▶ Input records
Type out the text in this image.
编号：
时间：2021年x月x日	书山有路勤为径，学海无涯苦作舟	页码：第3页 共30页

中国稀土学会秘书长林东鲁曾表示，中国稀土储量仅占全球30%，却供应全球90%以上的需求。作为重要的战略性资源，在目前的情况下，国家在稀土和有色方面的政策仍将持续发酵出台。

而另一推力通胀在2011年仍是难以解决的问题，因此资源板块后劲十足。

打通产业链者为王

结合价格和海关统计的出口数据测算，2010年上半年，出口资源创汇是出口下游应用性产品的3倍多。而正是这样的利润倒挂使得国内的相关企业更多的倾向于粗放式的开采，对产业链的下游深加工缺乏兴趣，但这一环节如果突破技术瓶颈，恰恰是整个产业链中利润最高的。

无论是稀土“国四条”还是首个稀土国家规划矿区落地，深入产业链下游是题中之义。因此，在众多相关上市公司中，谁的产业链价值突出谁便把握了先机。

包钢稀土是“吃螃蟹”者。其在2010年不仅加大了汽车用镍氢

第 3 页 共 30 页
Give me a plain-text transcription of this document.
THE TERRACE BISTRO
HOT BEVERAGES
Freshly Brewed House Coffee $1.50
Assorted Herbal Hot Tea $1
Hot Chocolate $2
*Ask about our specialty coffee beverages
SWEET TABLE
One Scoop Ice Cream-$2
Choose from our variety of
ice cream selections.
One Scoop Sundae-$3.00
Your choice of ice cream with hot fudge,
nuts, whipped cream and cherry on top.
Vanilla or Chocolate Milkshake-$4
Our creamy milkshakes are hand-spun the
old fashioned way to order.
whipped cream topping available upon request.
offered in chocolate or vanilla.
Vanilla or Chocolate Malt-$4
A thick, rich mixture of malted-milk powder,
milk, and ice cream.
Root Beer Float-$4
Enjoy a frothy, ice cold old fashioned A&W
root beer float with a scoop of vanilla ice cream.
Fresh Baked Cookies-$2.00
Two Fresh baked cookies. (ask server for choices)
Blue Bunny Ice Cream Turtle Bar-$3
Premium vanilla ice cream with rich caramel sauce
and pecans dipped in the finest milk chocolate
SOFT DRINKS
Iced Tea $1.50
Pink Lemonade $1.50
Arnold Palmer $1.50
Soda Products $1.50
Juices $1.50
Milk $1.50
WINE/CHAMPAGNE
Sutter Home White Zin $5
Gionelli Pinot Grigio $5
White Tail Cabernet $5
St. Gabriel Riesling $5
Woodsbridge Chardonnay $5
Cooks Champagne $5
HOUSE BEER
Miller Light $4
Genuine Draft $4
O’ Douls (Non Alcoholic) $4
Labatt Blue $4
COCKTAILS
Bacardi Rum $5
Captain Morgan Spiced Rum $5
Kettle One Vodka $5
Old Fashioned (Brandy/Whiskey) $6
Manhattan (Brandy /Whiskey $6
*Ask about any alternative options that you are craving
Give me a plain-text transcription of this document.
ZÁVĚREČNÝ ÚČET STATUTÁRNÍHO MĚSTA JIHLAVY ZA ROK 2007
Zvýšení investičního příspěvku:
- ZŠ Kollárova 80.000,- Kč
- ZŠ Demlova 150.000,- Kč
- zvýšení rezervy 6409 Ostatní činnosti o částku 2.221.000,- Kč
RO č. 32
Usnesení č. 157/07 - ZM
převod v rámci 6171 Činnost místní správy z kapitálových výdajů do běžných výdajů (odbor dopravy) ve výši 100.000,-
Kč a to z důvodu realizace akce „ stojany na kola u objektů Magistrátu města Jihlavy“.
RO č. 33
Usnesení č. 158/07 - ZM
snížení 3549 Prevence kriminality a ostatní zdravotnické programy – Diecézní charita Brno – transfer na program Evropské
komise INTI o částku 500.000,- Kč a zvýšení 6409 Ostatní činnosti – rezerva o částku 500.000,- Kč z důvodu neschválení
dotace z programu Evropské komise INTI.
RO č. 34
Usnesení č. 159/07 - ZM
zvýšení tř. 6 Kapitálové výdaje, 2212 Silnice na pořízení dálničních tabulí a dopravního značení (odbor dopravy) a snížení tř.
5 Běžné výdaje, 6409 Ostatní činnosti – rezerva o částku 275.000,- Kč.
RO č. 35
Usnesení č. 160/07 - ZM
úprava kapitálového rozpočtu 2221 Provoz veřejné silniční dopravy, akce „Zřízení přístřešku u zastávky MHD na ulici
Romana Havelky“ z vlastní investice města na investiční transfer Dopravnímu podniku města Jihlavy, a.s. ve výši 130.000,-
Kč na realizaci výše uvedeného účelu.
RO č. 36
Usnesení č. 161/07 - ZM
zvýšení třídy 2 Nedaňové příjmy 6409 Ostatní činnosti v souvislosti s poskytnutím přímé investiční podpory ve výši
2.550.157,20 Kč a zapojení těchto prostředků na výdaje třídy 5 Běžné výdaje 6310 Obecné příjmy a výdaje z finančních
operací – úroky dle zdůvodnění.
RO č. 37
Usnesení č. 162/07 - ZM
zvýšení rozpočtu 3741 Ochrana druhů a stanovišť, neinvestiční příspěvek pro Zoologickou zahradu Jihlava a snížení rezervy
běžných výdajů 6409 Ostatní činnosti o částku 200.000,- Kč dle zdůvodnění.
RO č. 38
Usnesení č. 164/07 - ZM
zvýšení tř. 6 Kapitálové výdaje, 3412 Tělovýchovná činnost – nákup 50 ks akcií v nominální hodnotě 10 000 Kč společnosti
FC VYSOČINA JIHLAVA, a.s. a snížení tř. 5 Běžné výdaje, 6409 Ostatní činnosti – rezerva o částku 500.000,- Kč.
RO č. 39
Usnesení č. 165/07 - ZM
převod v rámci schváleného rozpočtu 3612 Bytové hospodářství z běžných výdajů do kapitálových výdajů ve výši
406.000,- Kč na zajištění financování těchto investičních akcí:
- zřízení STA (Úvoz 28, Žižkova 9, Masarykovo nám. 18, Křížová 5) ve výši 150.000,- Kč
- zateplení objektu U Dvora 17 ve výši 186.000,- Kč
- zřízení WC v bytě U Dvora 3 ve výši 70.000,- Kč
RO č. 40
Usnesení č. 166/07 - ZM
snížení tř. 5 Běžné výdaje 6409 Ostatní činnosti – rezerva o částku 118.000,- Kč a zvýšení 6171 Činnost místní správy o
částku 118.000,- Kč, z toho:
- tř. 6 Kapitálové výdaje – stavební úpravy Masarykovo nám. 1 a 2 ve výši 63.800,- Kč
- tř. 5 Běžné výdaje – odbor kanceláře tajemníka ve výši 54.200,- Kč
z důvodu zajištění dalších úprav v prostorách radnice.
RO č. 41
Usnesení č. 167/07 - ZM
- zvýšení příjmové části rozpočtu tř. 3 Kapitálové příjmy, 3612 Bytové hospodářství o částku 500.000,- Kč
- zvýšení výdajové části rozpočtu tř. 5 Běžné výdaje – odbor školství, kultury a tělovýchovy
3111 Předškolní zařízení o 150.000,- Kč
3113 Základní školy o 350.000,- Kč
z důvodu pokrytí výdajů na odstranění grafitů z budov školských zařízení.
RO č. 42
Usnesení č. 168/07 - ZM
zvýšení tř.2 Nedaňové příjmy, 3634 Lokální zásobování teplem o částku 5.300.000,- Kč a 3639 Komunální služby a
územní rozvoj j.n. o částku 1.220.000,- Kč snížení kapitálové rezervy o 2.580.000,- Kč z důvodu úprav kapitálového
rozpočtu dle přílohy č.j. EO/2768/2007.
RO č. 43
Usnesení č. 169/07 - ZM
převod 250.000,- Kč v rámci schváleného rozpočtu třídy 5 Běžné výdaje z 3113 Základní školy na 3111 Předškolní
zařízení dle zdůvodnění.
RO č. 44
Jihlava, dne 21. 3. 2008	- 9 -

▶ Aim of the exercise
Gather up every line from the listing above in which the word "Masarykovo" occurs.

▶ Result
- zřízení STA (Úvoz 28, Žižkova 9, Masarykovo nám. 18, Křížová 5) ve výši 150.000,- Kč
- tř. 6 Kapitálové výdaje – stavební úpravy Masarykovo nám. 1 a 2 ve výši 63.800,- Kč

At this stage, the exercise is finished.